- [Records from a data collection]
-- Start --

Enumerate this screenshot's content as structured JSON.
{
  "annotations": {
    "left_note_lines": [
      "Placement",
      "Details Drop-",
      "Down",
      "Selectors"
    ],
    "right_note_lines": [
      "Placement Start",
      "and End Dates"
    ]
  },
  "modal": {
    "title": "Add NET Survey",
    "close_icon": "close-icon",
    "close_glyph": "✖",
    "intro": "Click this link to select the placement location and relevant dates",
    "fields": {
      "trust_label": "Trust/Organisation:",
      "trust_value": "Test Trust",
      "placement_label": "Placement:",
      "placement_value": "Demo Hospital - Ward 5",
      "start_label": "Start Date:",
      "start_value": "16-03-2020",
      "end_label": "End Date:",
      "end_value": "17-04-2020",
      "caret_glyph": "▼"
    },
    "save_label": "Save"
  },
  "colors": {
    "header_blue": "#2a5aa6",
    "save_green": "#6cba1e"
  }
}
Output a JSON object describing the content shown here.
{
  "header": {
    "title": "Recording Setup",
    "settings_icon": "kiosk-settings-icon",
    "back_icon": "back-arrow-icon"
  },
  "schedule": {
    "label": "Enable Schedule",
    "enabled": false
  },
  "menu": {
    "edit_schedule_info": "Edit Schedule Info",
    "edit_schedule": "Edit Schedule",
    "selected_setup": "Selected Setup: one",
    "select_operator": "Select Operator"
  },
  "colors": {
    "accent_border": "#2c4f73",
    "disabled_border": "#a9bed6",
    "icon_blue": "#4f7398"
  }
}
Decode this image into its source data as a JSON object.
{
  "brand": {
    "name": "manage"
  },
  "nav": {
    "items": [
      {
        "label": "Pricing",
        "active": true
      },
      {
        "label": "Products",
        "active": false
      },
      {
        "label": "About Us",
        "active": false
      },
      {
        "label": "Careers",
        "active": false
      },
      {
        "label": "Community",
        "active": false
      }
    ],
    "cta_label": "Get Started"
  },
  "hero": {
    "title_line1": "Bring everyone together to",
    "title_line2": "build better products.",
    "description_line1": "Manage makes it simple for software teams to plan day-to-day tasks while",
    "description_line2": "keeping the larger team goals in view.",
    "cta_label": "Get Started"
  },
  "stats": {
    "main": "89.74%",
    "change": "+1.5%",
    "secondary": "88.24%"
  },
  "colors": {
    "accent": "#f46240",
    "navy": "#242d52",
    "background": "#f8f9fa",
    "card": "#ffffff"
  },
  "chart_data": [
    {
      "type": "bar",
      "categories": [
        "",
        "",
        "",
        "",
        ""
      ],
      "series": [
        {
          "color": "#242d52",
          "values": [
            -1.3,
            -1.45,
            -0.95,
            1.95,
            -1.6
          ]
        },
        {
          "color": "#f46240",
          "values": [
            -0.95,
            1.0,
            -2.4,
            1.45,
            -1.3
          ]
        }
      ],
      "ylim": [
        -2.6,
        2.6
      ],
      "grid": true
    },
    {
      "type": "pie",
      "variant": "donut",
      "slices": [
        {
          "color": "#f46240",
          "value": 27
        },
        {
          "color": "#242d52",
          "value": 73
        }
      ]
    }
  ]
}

-- End --

- [What the exercise asks] Give back the whole listing, word for word.

- [Task answer]
Enumerate this screenshot's content as structured JSON.
{
  "annotations": {
    "left_note_lines": [
      "Placement",
      "Details Drop-",
      "Down",
      "Selectors"
    ],
    "right_note_lines": [
      "Placement Start",
      "and End Dates"
    ]
  },
  "modal": {
    "title": "Add NET Survey",
    "close_icon": "close-icon",
    "close_glyph": "✖",
    "intro": "Click this link to select the placement location and relevant dates",
    "fields": {
      "trust_label": "Trust/Organisation:",
      "trust_value": "Test Trust",
      "placement_label": "Placement:",
      "placement_value": "Demo Hospital - Ward 5",
      "start_label": "Start Date:",
      "start_value": "16-03-2020",
      "end_label": "End Date:",
      "end_value": "17-04-2020",
      "caret_glyph": "▼"
    },
    "save_label": "Save"
  },
  "colors": {
    "header_blue": "#2a5aa6",
    "save_green": "#6cba1e"
  }
}
Output a JSON object describing the content shown here.
{
  "header": {
    "title": "Recording Setup",
    "settings_icon": "kiosk-settings-icon",
    "back_icon": "back-arrow-icon"
  },
  "schedule": {
    "label": "Enable Schedule",
    "enabled": false
  },
  "menu": {
    "edit_schedule_info": "Edit Schedule Info",
    "edit_schedule": "Edit Schedule",
    "selected_setup": "Selected Setup: one",
    "select_operator": "Select Operator"
  },
  "colors": {
    "accent_border": "#2c4f73",
    "disabled_border": "#a9bed6",
    "icon_blue": "#4f7398"
  }
}
Decode this image into its source data as a JSON object.
{
  "brand": {
    "name": "manage"
  },
  "nav": {
    "items": [
      {
        "label": "Pricing",
        "active": true
      },
      {
        "label": "Products",
        "active": false
      },
      {
        "label": "About Us",
        "active": false
      },
      {
        "label": "Careers",
        "active": false
      },
      {
        "label": "Community",
        "active": false
      }
    ],
    "cta_label": "Get Started"
  },
  "hero": {
    "title_line1": "Bring everyone together to",
    "title_line2": "build better products.",
    "description_line1": "Manage makes it simple for software teams to plan day-to-day tasks while",
    "description_line2": "keeping the larger team goals in view.",
    "cta_label": "Get Started"
  },
  "stats": {
    "main": "89.74%",
    "change": "+1.5%",
    "secondary": "88.24%"
  },
  "colors": {
    "accent": "#f46240",
    "navy": "#242d52",
    "background": "#f8f9fa",
    "card": "#ffffff"
  },
  "chart_data": [
    {
      "type": "bar",
      "categories": [
        "",
        "",
        "",
        "",
        ""
      ],
      "series": [
        {
          "color": "#242d52",
          "values": [
            -1.3,
            -1.45,
            -0.95,
            1.95,
            -1.6
          ]
        },
        {
          "color": "#f46240",
          "values": [
            -0.95,
            1.0,
            -2.4,
            1.45,
            -1.3
          ]
        }
      ],
      "ylim": [
        -2.6,
        2.6
      ],
      "grid": true
    },
    {
      "type": "pie",
      "variant": "donut",
      "slices": [
        {
          "color": "#f46240",
          "value": 27
        },
        {
          "color": "#242d52",
          "value": 73
        }
      ]
    }
  ]
}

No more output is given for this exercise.